- _STATED TASK_
Read the lines below and count those that have the word "true". Respond with the number only.

- _INPUT_
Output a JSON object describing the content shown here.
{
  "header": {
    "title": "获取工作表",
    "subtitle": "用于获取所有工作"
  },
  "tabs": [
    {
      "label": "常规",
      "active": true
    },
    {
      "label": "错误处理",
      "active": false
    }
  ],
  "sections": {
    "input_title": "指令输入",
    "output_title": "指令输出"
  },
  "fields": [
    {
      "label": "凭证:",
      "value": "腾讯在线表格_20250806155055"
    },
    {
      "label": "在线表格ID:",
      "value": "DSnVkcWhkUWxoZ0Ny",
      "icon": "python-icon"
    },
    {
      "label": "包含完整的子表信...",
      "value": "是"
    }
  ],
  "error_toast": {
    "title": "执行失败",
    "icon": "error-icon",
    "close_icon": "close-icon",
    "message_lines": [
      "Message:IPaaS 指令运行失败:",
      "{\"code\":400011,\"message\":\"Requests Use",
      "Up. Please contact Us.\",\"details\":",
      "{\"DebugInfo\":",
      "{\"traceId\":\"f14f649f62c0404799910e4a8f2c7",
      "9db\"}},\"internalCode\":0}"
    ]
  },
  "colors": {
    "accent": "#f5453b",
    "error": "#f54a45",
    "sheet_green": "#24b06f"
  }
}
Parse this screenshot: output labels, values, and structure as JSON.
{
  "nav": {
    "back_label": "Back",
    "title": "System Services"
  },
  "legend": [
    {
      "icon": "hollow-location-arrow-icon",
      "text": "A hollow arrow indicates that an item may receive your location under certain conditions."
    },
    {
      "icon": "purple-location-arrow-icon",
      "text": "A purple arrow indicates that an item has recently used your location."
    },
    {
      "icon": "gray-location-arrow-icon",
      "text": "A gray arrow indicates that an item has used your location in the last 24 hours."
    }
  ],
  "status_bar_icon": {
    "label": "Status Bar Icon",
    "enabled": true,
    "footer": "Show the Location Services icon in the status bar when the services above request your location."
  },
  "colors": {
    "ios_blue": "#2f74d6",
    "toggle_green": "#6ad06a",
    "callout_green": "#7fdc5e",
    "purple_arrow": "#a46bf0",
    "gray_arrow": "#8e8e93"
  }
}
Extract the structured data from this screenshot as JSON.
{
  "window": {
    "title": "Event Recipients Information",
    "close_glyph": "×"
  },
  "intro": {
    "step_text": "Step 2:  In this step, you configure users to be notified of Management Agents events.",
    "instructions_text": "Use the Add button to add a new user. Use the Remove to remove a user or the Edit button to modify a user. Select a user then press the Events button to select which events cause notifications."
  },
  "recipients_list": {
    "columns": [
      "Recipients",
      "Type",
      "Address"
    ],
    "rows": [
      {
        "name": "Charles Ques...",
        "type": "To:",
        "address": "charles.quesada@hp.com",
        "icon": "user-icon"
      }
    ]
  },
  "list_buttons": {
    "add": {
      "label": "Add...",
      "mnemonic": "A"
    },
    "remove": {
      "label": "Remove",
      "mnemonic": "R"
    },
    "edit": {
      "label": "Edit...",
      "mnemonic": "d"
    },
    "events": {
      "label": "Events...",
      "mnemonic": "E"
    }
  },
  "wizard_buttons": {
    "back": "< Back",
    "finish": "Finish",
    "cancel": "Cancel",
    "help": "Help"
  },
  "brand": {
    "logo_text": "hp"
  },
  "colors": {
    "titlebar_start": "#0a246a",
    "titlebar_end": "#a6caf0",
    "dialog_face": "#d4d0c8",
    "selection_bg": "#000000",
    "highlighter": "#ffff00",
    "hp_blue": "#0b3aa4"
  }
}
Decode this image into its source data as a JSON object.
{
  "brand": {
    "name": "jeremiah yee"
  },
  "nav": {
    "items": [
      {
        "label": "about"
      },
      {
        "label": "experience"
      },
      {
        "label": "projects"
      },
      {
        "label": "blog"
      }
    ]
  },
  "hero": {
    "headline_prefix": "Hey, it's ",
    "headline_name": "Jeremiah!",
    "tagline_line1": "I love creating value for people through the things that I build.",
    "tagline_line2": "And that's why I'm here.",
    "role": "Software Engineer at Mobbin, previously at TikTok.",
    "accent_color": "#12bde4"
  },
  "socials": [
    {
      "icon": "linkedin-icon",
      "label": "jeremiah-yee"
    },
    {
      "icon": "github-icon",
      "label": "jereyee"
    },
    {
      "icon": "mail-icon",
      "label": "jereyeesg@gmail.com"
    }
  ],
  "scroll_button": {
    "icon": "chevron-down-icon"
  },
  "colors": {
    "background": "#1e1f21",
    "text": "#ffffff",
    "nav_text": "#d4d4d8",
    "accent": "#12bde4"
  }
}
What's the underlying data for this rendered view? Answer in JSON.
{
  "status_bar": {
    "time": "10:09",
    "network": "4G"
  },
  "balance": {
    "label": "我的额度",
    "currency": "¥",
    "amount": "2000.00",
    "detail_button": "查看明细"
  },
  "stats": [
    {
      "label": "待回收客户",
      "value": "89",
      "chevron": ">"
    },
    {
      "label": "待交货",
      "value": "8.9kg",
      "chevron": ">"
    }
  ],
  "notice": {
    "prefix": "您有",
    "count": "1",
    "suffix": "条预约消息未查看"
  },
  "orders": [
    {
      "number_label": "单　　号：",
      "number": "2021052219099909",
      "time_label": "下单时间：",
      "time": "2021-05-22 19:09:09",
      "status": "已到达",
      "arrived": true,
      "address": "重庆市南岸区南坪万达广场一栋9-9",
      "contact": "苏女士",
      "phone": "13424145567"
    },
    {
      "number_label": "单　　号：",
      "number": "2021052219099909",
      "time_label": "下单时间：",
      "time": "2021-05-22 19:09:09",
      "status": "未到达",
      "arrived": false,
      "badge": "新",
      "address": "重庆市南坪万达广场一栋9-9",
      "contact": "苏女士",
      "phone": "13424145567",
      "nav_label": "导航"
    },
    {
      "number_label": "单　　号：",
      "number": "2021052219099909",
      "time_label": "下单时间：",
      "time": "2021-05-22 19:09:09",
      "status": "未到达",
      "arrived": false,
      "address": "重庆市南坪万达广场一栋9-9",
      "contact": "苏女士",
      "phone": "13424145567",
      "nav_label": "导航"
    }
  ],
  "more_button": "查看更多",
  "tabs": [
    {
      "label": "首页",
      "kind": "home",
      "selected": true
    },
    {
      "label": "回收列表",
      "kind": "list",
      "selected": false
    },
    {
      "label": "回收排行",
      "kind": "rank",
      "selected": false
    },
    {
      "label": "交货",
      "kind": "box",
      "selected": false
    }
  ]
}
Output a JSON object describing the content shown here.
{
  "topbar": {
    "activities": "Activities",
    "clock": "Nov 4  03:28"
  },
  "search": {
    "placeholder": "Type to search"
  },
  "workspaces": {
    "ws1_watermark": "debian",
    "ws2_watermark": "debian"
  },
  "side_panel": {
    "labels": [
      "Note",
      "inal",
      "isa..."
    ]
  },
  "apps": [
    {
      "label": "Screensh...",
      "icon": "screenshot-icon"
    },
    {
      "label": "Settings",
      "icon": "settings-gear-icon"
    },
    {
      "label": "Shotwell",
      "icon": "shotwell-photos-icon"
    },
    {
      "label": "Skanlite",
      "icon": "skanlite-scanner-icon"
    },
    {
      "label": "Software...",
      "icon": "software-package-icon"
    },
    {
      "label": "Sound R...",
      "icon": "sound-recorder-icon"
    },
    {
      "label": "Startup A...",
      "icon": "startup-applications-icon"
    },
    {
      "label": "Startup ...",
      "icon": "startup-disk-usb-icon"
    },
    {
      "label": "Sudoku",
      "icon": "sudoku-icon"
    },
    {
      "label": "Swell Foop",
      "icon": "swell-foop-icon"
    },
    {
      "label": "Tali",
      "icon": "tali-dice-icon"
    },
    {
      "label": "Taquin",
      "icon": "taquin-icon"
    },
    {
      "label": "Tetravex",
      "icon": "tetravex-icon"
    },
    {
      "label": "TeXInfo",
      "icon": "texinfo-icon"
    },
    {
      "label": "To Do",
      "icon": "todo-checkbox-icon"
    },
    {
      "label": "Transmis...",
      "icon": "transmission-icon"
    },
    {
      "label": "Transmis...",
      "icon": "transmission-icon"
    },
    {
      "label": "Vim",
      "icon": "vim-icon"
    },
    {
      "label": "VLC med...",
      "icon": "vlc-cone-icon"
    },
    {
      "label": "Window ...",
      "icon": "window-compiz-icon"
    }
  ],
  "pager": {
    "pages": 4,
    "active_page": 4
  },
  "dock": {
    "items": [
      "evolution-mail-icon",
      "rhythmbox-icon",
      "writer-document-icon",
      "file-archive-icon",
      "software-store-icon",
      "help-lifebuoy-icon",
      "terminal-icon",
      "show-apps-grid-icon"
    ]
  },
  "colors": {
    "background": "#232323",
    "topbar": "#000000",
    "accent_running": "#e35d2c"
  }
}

- _THE REPLY_
4